■ **Aim**
Give an exact transcription of every line, dropping the images.

[Saved entries]
....

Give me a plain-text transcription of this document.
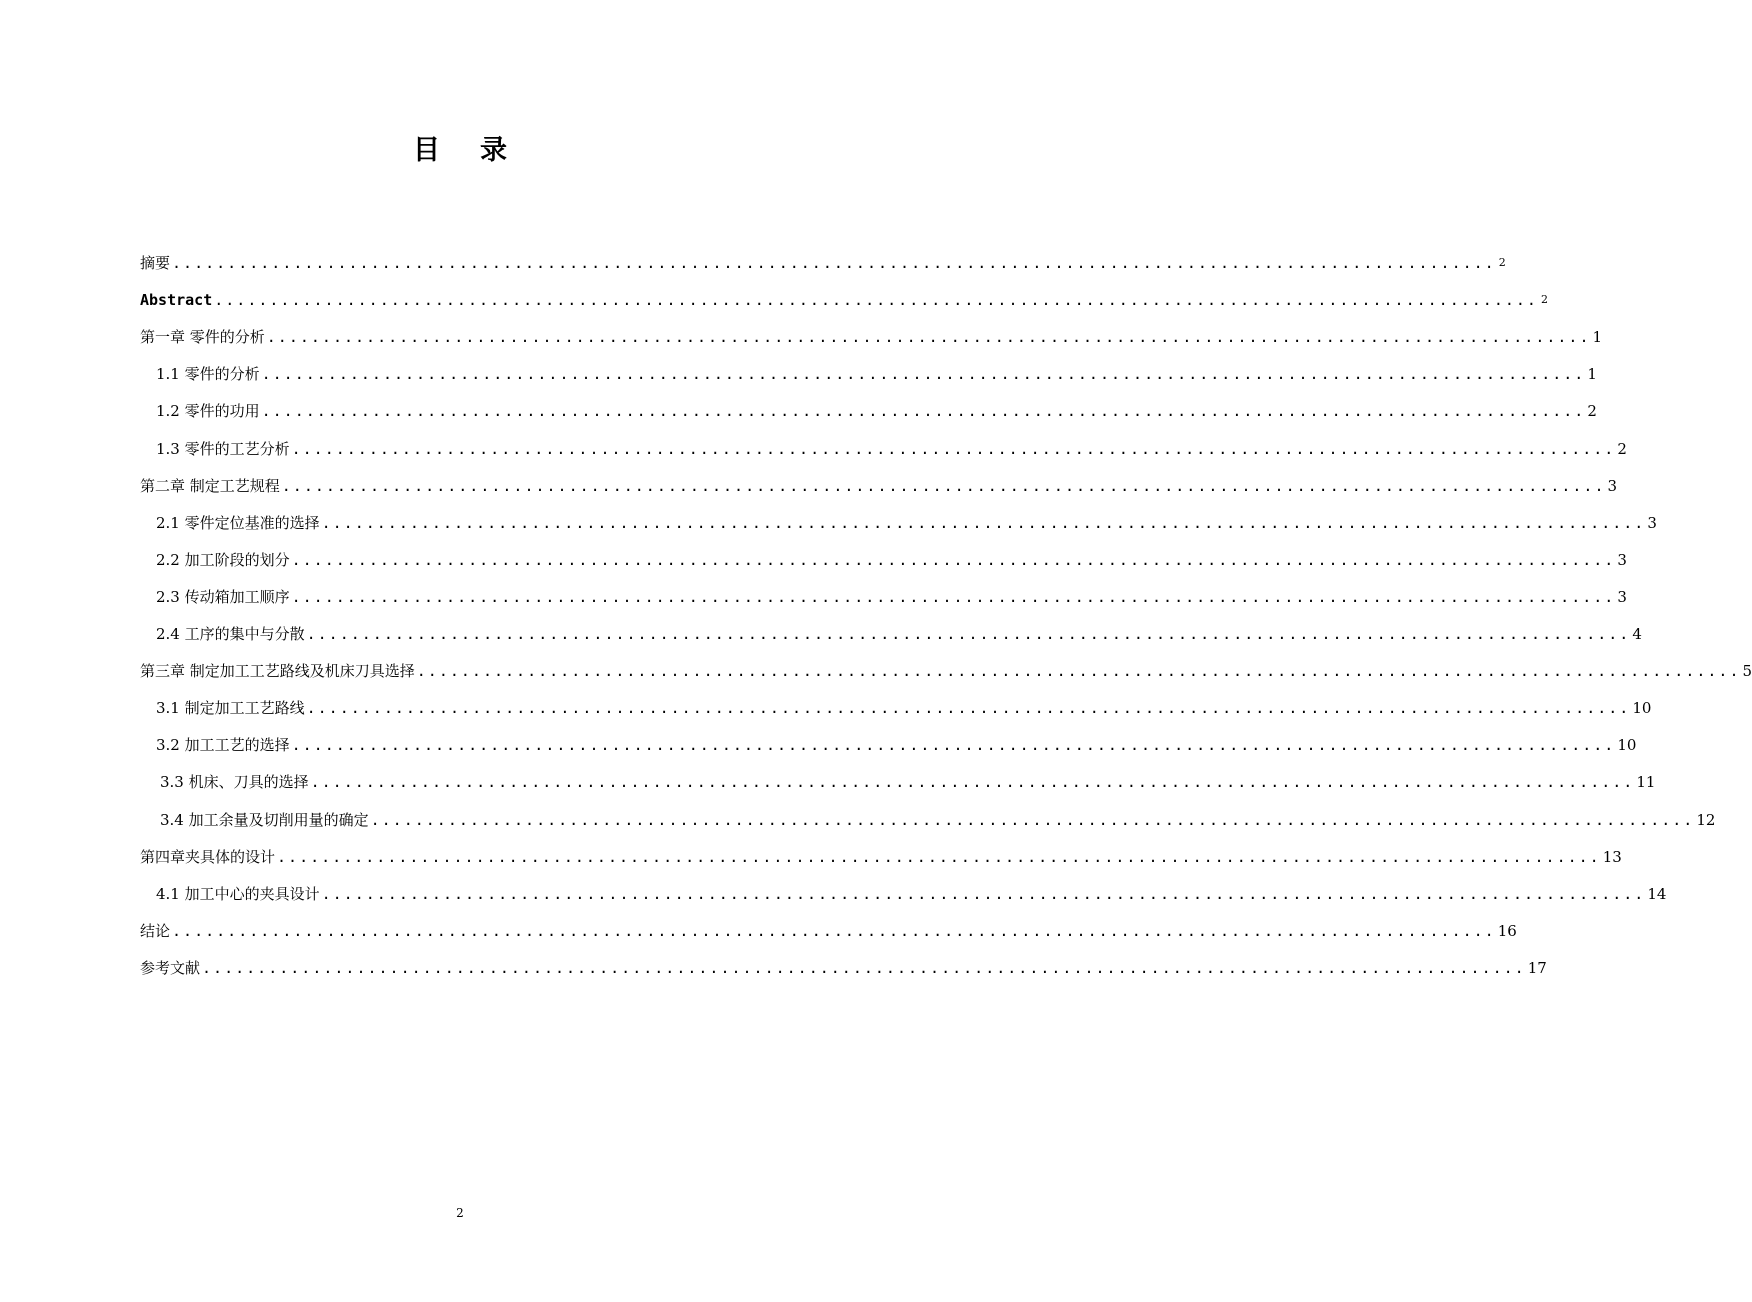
目录
摘要 ........................................................................................................................ 2
Abstract ........................................................................................................................ 2
第一章 零件的分析 ........................................................................................................................ 1
1.1 零件的分析 ........................................................................................................................ 1
1.2 零件的功用 ........................................................................................................................ 2
1.3 零件的工艺分析 ........................................................................................................................ 2
第二章 制定工艺规程 ........................................................................................................................ 3
2.1 零件定位基准的选择 ........................................................................................................................ 3
2.2 加工阶段的划分 ........................................................................................................................ 3
2.3 传动箱加工顺序 ........................................................................................................................ 3
2.4 工序的集中与分散 ........................................................................................................................ 4
第三章 制定加工工艺路线及机床刀具选择 ........................................................................................................................ 5
3.1 制定加工工艺路线 ........................................................................................................................ 10
3.2 加工工艺的选择 ........................................................................................................................ 10
3.3 机床、刀具的选择 ........................................................................................................................ 11
3.4 加工余量及切削用量的确定 ........................................................................................................................ 12
第四章夹具体的设计 ........................................................................................................................ 13
4.1 加工中心的夹具设计 ........................................................................................................................ 14
结论 ........................................................................................................................ 16
参考文献 ........................................................................................................................ 17
2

....

■ **Exercise result**
Give me a plain-text transcription of this document.
目录
摘要 ........................................................................................................................ 2
Abstract ........................................................................................................................ 2
第一章 零件的分析 ........................................................................................................................ 1
1.1 零件的分析 ........................................................................................................................ 1
1.2 零件的功用 ........................................................................................................................ 2
1.3 零件的工艺分析 ........................................................................................................................ 2
第二章 制定工艺规程 ........................................................................................................................ 3
2.1 零件定位基准的选择 ........................................................................................................................ 3
2.2 加工阶段的划分 ........................................................................................................................ 3
2.3 传动箱加工顺序 ........................................................................................................................ 3
2.4 工序的集中与分散 ........................................................................................................................ 4
第三章 制定加工工艺路线及机床刀具选择 ........................................................................................................................ 5
3.1 制定加工工艺路线 ........................................................................................................................ 10
3.2 加工工艺的选择 ........................................................................................................................ 10
3.3 机床、刀具的选择 ........................................................................................................................ 11
3.4 加工余量及切削用量的确定 ........................................................................................................................ 12
第四章夹具体的设计 ........................................................................................................................ 13
4.1 加工中心的夹具设计 ........................................................................................................................ 14
结论 ........................................................................................................................ 16
参考文献 ........................................................................................................................ 17
2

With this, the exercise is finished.